Task statement:
Pull every line containing "text" from the entries.

>>>>

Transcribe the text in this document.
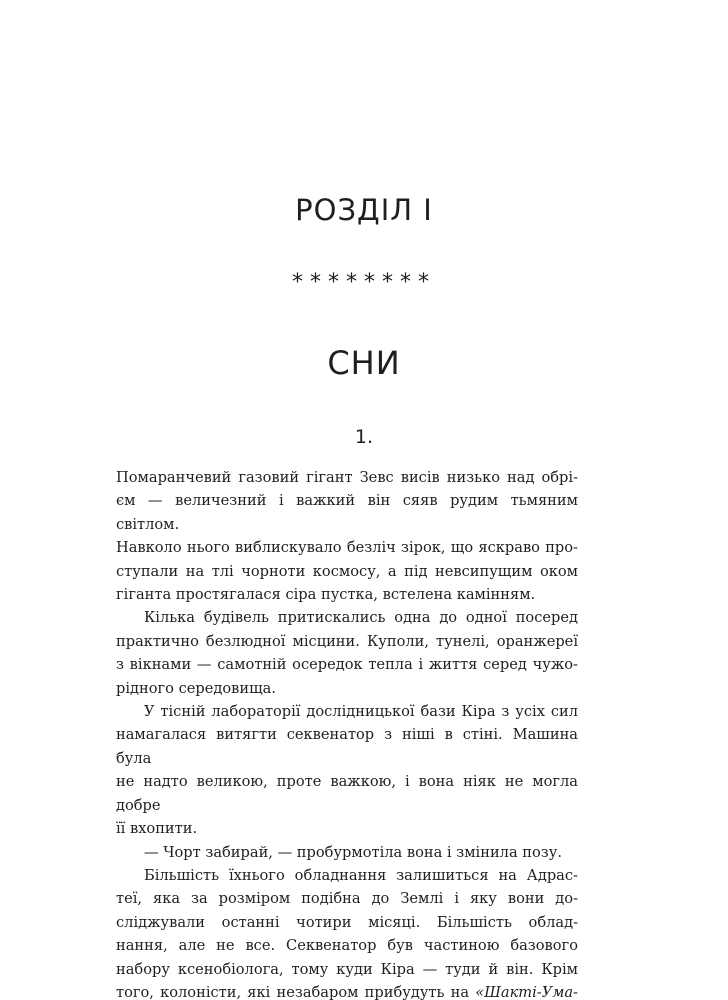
РОЗДІЛ І
********
СНИ
1.

Помаранчевий газовий гігант Зевс висів низько над обрі-
єм — величезний і важкий він сяяв рудим тьмяним світлом.
Навколо нього виблискувало безліч зірок, що яскраво про-
ступали на тлі чорноти космосу, а під невсипущим оком
гіганта простягалася сіра пустка, встелена камінням.

Кілька будівель притискались одна до одної посеред
практично безлюдної місцини. Куполи, тунелі, оранжереї
з вікнами — самотній осередок тепла і життя серед чужо-
рідного середовища.

У тісній лабораторії дослідницької бази Кіра з усіх сил
намагалася витягти секвенатор з ніші в стіні. Машина була
не надто великою, проте важкою, і вона ніяк не могла добре
її вхопити.

— Чорт забирай, — пробурмотіла вона і змінила позу.

Більшість їхнього обладнання залишиться на Адрас-
теї, яка за розміром подібна до Землі і яку вони до-
сліджували останні чотири місяці. Більшість облад-
нання, але не все. Секвенатор був частиною базового
набору ксенобіолога, тому куди Кіра — туди й він. Крім
того, колоністи, які незабаром прибудуть на «Шакті-Ума-
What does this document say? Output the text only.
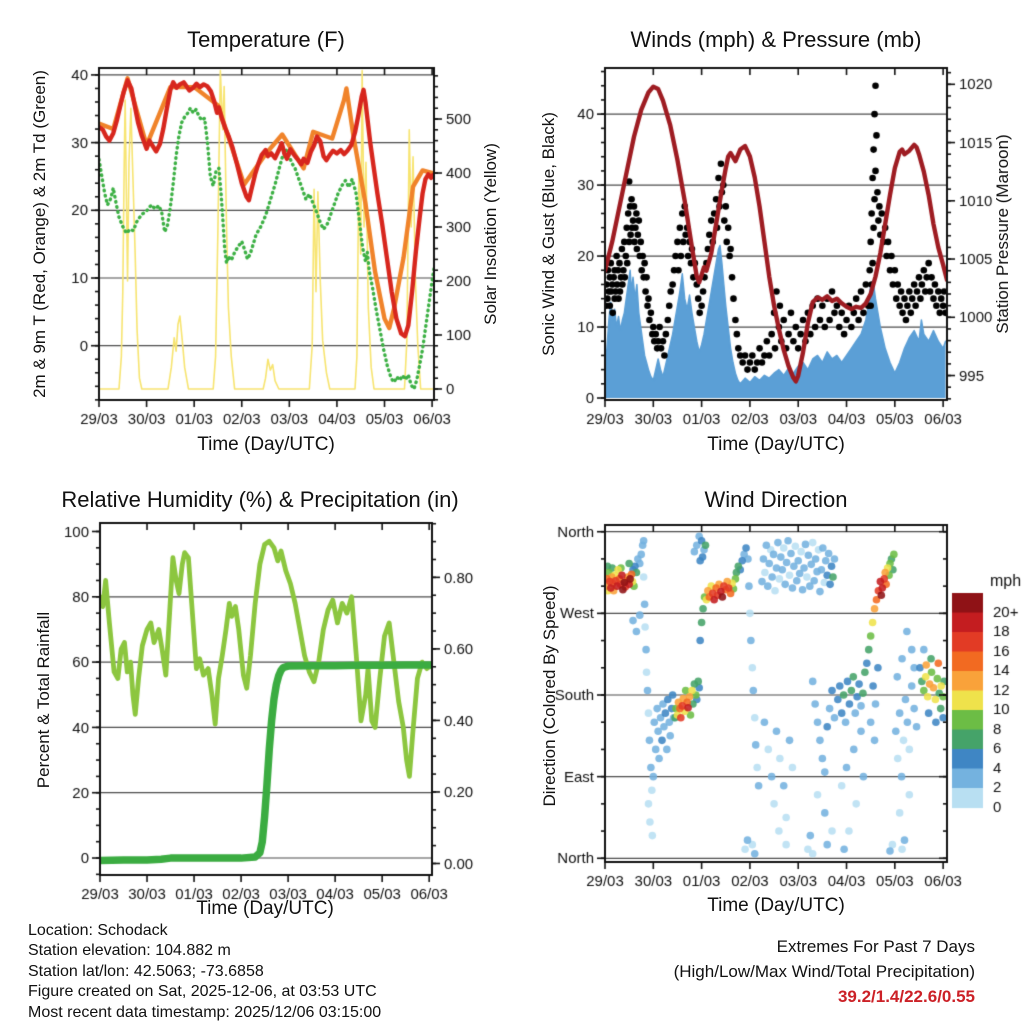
Temperature (F)	Winds (mph) & Pressure (mb)
Relative Humidity (%) & Precipitation (in)	Wind Direction
Time (Day/UTC)	Time (Day/UTC)
Time (Day/UTC)	Time (Day/UTC)
2m & 9m T (Red, Orange) & 2m Td (Green)	Solar Insolation (Yellow) Sonic Wind & Gust (Blue, Black)	Station Pressure (Maroon)
Percent & Total Rainfall	Direction (Colored By Speed)
Location: Schodack
Station elevation: 104.882 m
Station lat/lon: 42.5063; -73.6858
Figure created on Sat, 2025-12-06, at 03:53 UTC
Most recent data timestamp: 2025/12/06 03:15:00
Extremes For Past 7 Days
(High/Low/Max Wind/Total Precipitation)
39.2/1.4/22.6/0.55
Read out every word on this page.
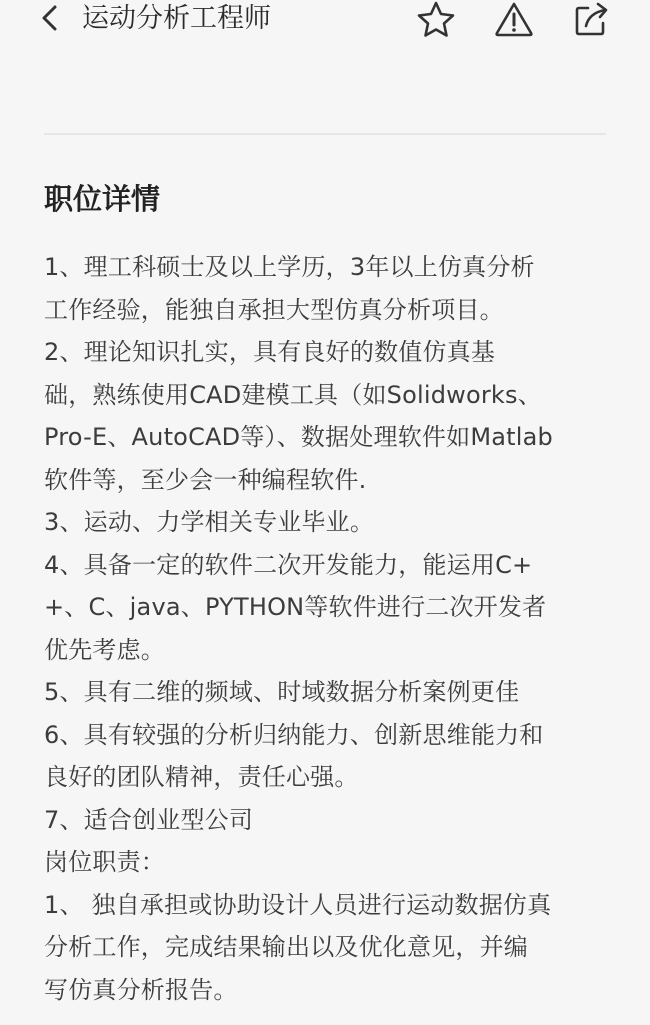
运动分析工程师
职位详情
1、理工科硕士及以上学历，3年以上仿真分析
工作经验，能独自承担大型仿真分析项目。
2、理论知识扎实，具有良好的数值仿真基
础，熟练使用CAD建模工具（如Solidworks、
Pro-E、AutoCAD等）、数据处理软件如Matlab
软件等，至少会一种编程软件.
3、运动、力学相关专业毕业。
4、具备一定的软件二次开发能力，能运用C+
+、C、java、PYTHON等软件进行二次开发者
优先考虑。
5、具有二维的频域、时域数据分析案例更佳
6、具有较强的分析归纳能力、创新思维能力和
良好的团队精神，责任心强。
7、适合创业型公司
岗位职责：
1、 独自承担或协助设计人员进行运动数据仿真
分析工作，完成结果输出以及优化意见，并编
写仿真分析报告。
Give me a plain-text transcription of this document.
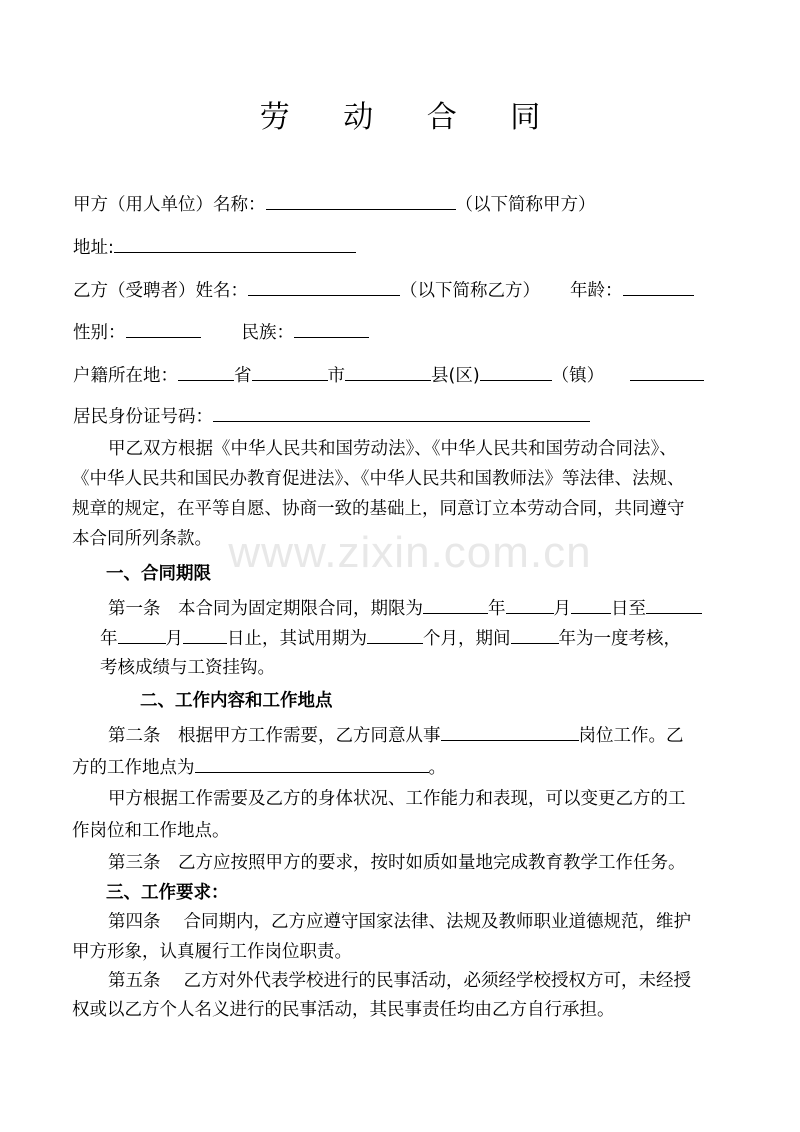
www.zixin.com.cn
劳 动 合 同
甲方（用人单位）名称：	（以下简称甲方）
地址:
乙方（受聘者）姓名：	（以下简称乙方） 年龄：
性别：	民族：
户籍所在地：	省	市	县(区)	（镇）
居民身份证号码：
甲乙双方根据《中华人民共和国劳动法》、《中华人民共和国劳动合同法》、
《中华人民共和国民办教育促进法》、《中华人民共和国教师法》等法律、法规、
规章的规定，在平等自愿、协商一致的基础上，同意订立本劳动合同，共同遵守
本合同所列条款。
一、合同期限
第一条　本合同为固定期限合同，期限为	年	月 日至
年	月	日止，其试用期为	个月，期间	年为一度考核，
考核成绩与工资挂钩。
二、工作内容和工作地点
第二条　根据甲方工作需要，乙方同意从事	岗位工作。乙
方的工作地点为	。
甲方根据工作需要及乙方的身体状况、工作能力和表现，可以变更乙方的工
作岗位和工作地点。
第三条　乙方应按照甲方的要求，按时如质如量地完成教育教学工作任务。
三、工作要求：
第四条　 合同期内，乙方应遵守国家法律、法规及教师职业道德规范，维护
甲方形象，认真履行工作岗位职责。
第五条　 乙方对外代表学校进行的民事活动，必须经学校授权方可，未经授
权或以乙方个人名义进行的民事活动，其民事责任均由乙方自行承担。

<<<<

Written reply:
Transcribe the text in this document.
What does this document say? Output the text only.
Give me a plain-text transcription of this document.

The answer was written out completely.